**TASK DETAILS:** Report all lines from the entries below in which "PRESS" appears.

**PROVIDED INFORMATION:**
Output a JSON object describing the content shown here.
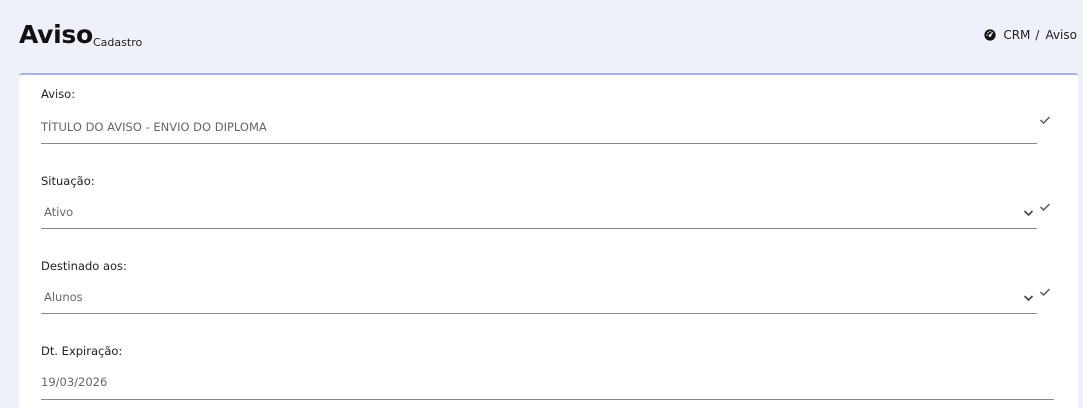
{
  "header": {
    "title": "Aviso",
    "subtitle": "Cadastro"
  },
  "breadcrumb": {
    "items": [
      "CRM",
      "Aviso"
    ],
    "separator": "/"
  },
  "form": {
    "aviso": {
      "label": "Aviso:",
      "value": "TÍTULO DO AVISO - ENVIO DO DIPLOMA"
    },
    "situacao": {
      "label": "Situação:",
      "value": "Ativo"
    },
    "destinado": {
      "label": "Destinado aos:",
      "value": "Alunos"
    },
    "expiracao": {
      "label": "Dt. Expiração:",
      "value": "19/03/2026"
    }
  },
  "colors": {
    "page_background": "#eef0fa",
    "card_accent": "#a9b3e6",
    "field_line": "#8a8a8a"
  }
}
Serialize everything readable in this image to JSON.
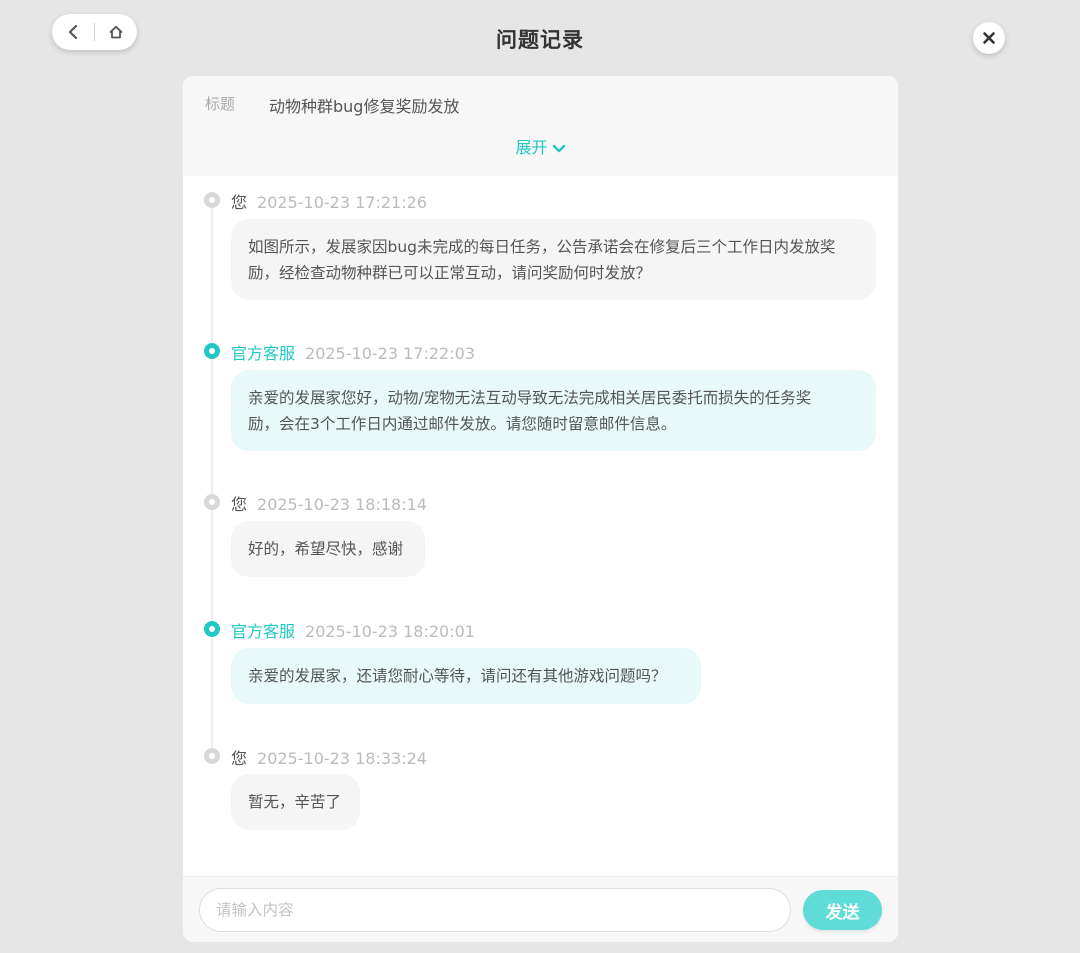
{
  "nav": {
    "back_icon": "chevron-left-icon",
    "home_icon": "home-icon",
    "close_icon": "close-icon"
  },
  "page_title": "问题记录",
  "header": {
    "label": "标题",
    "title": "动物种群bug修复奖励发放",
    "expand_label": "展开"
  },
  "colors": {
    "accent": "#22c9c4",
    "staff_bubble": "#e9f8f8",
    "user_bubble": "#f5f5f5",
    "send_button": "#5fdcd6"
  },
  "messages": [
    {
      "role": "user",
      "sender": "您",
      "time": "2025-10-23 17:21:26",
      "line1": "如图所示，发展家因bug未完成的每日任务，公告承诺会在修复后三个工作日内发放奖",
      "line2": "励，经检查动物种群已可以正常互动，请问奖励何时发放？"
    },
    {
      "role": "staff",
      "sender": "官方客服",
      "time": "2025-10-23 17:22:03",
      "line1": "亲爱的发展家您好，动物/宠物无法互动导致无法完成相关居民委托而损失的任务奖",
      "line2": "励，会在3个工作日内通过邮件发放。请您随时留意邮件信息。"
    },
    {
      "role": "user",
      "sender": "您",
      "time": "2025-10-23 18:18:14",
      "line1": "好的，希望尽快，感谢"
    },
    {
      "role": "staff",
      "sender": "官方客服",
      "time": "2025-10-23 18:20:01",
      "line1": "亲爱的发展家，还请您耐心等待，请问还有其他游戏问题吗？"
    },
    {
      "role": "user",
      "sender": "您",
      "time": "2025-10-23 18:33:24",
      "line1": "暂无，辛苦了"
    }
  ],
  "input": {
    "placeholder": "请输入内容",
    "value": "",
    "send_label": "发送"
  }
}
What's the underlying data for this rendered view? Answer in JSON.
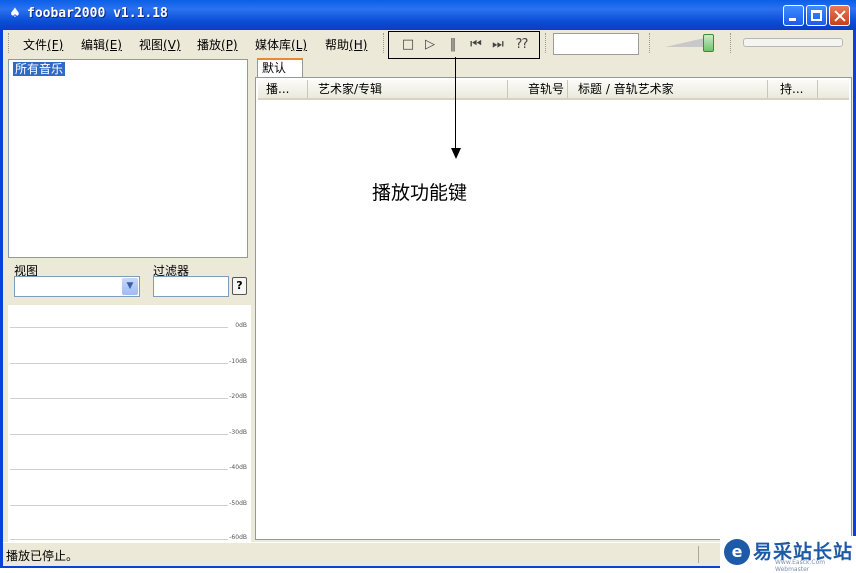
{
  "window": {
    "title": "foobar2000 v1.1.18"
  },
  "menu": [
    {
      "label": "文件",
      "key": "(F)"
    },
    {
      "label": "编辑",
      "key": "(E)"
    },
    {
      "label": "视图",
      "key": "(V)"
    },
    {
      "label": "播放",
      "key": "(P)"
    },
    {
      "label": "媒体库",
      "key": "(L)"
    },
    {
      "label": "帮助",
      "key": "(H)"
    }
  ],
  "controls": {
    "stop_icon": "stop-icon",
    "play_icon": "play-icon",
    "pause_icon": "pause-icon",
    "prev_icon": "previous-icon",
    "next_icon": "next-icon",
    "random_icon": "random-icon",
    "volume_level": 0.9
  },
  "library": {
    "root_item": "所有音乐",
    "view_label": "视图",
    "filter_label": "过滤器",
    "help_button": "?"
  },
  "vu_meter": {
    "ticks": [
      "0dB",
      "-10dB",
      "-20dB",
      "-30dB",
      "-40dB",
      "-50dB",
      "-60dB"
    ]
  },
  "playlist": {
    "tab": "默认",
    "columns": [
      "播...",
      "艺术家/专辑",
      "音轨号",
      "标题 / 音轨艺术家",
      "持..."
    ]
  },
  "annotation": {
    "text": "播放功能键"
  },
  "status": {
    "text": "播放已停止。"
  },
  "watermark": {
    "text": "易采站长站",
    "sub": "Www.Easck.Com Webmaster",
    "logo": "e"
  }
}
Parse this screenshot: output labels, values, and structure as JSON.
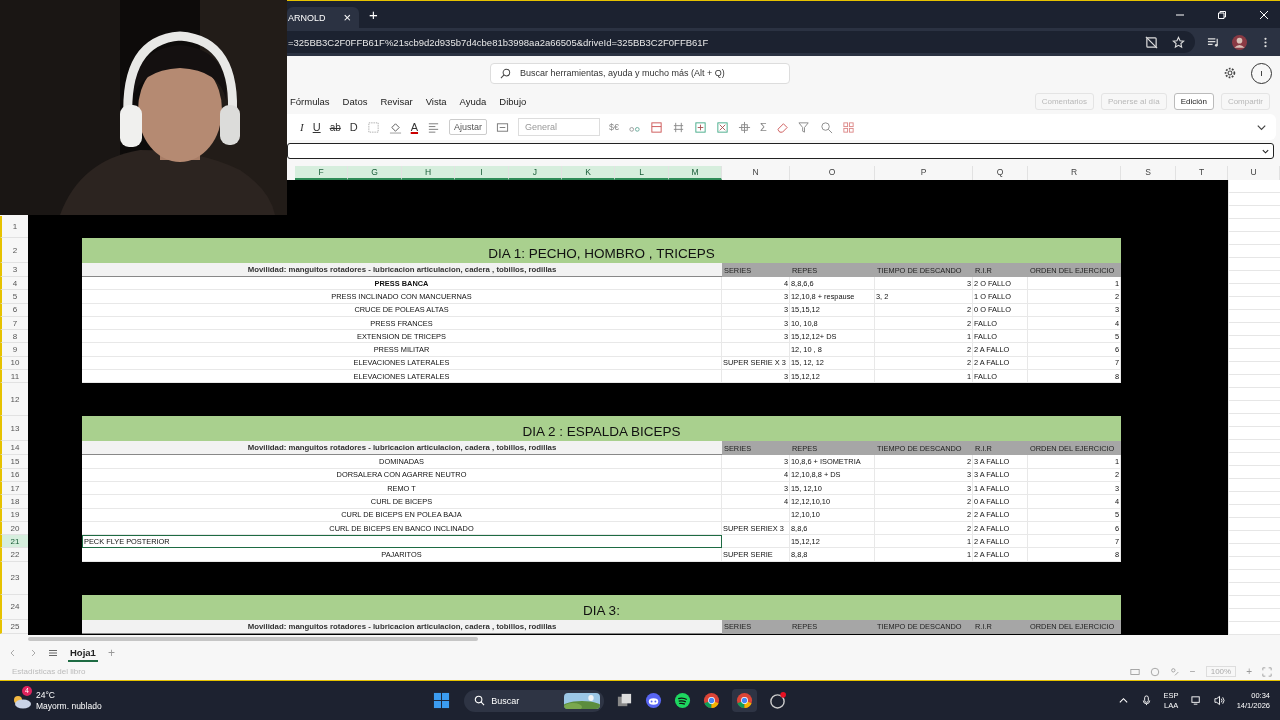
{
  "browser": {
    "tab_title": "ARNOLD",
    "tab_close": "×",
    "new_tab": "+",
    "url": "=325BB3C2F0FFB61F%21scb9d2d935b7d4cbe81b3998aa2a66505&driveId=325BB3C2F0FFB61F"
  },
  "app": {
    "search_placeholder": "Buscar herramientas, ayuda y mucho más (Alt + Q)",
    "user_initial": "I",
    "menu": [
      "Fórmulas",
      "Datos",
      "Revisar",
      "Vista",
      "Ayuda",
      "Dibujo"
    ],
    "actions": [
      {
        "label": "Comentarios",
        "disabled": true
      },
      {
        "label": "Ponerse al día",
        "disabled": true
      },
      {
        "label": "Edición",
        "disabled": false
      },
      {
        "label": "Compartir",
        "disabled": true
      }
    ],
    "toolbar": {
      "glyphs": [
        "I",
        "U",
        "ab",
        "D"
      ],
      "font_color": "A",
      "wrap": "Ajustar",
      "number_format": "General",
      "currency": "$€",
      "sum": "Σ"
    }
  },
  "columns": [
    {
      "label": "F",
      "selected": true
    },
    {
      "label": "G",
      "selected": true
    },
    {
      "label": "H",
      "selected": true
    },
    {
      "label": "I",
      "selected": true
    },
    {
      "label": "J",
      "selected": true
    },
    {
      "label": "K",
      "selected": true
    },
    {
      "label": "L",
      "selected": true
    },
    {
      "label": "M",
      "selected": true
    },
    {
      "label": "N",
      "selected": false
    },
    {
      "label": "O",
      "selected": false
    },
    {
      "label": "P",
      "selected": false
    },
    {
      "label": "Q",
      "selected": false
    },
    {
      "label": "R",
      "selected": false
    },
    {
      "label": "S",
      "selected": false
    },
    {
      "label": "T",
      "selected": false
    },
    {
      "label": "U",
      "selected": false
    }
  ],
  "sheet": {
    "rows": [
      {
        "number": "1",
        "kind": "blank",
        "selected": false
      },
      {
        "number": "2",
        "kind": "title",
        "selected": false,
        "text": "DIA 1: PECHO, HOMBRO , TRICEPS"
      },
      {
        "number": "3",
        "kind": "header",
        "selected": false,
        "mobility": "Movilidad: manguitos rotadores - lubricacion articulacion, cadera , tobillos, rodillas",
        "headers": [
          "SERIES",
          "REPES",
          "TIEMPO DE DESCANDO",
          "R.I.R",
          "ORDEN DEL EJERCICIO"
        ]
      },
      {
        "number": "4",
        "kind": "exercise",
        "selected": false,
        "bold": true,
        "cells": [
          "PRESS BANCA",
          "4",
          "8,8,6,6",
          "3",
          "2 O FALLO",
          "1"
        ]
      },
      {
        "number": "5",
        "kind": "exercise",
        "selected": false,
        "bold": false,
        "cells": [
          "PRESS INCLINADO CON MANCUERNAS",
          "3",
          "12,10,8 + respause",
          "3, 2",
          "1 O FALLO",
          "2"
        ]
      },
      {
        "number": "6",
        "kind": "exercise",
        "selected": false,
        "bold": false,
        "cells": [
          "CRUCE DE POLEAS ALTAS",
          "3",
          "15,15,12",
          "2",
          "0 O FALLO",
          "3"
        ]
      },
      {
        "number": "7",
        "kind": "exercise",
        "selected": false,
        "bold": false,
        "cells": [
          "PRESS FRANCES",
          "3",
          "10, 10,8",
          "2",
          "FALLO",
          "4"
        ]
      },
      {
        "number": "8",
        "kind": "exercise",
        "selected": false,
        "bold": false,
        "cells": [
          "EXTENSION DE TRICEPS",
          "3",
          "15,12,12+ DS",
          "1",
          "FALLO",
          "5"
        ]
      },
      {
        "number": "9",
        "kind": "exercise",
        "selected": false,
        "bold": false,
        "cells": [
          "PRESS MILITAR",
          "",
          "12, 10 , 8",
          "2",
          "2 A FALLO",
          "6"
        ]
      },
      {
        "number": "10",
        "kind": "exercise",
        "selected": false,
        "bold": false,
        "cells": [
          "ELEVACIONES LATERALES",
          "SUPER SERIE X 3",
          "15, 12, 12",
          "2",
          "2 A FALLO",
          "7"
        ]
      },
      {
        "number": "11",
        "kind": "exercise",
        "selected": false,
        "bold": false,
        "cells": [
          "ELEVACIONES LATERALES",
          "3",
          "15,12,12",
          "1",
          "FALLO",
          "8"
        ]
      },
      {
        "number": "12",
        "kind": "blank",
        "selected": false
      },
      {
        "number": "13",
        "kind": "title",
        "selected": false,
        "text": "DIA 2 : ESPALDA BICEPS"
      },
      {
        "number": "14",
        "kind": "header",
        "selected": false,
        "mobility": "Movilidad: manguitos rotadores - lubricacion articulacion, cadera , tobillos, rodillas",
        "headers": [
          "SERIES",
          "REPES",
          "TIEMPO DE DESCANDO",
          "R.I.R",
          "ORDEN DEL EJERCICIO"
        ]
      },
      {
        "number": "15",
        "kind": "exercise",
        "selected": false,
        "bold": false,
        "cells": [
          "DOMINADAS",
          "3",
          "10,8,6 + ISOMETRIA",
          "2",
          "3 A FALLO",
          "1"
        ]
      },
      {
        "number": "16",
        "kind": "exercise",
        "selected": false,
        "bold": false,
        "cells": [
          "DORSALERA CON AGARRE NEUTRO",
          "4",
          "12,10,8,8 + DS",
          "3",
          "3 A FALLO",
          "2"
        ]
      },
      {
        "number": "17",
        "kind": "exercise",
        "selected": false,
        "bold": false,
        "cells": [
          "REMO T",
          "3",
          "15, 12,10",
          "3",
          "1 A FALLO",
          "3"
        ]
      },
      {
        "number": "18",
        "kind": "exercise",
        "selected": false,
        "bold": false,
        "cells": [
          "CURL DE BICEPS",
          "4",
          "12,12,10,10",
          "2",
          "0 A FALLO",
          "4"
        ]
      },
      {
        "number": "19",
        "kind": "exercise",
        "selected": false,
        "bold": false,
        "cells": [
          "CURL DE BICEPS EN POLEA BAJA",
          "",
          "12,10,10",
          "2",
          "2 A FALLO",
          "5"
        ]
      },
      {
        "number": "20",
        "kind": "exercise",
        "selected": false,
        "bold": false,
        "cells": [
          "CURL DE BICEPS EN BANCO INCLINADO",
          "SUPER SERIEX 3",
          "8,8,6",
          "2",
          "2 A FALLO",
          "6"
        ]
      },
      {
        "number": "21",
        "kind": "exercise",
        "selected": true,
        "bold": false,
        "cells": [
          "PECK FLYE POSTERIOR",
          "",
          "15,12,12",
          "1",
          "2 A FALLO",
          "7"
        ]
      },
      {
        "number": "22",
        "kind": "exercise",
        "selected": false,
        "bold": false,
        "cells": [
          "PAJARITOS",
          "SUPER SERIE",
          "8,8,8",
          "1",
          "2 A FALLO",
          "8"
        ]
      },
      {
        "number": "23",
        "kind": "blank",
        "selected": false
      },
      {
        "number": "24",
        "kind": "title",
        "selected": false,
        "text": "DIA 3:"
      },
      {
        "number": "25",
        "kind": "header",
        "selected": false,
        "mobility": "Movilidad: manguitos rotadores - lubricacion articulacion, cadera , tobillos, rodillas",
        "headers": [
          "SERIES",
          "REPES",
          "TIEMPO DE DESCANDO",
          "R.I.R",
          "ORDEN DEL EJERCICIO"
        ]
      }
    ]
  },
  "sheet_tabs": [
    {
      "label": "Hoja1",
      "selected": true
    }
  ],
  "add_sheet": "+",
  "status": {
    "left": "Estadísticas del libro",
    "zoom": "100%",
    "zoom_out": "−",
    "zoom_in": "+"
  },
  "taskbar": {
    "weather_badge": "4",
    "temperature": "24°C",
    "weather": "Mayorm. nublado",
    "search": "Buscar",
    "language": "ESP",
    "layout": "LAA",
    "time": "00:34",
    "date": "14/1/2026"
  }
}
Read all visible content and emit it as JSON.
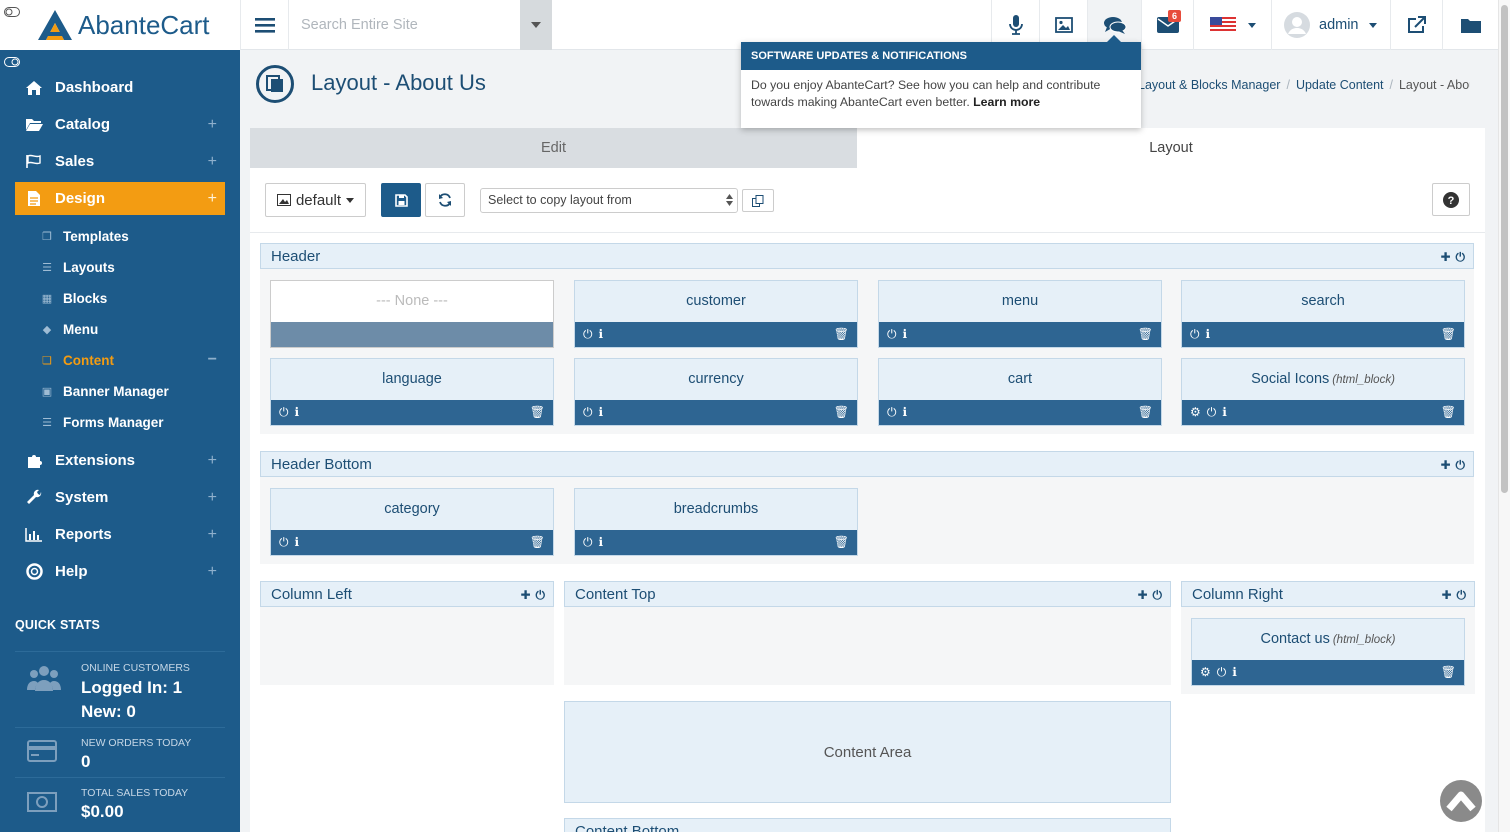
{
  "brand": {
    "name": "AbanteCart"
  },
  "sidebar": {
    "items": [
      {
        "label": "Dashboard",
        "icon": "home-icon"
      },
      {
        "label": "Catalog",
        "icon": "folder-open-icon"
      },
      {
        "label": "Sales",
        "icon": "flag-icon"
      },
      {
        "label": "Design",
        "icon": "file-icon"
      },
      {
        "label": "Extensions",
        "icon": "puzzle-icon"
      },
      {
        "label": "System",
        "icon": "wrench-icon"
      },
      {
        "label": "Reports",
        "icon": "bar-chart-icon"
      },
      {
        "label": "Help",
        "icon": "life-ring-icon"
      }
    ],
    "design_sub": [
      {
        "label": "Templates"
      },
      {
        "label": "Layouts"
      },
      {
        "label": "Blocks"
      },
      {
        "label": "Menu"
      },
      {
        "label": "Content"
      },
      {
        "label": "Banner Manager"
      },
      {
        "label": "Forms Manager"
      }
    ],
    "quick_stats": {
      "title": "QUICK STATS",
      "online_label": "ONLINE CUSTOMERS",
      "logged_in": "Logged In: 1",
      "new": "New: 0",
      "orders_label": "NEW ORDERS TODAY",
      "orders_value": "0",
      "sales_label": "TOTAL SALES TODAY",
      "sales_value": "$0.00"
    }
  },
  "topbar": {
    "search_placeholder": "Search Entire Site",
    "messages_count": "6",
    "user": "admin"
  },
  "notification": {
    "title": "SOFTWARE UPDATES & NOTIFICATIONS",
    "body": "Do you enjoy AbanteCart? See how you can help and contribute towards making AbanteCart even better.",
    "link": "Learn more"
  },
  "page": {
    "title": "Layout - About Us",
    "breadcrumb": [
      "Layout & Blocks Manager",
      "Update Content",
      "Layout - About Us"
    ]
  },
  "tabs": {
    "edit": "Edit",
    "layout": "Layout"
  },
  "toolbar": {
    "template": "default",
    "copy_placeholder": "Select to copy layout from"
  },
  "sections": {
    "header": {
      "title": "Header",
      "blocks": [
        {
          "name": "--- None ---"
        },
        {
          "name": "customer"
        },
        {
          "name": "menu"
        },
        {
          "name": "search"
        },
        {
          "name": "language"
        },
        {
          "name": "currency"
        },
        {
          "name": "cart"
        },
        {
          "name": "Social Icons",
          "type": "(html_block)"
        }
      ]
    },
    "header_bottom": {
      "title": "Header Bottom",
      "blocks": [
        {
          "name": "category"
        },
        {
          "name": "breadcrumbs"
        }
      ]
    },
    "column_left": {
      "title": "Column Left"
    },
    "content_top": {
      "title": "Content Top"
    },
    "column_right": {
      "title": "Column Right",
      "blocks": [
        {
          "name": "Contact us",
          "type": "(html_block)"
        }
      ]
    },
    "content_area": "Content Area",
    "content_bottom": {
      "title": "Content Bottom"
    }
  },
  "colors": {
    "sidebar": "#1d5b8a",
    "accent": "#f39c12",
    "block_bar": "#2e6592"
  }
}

**THE COMPLETED TASK:**
          "PRESS BANCA",
          "PRESS INCLINADO CON MANCUERNAS",
          "PRESS FRANCES",
          "PRESS MILITAR",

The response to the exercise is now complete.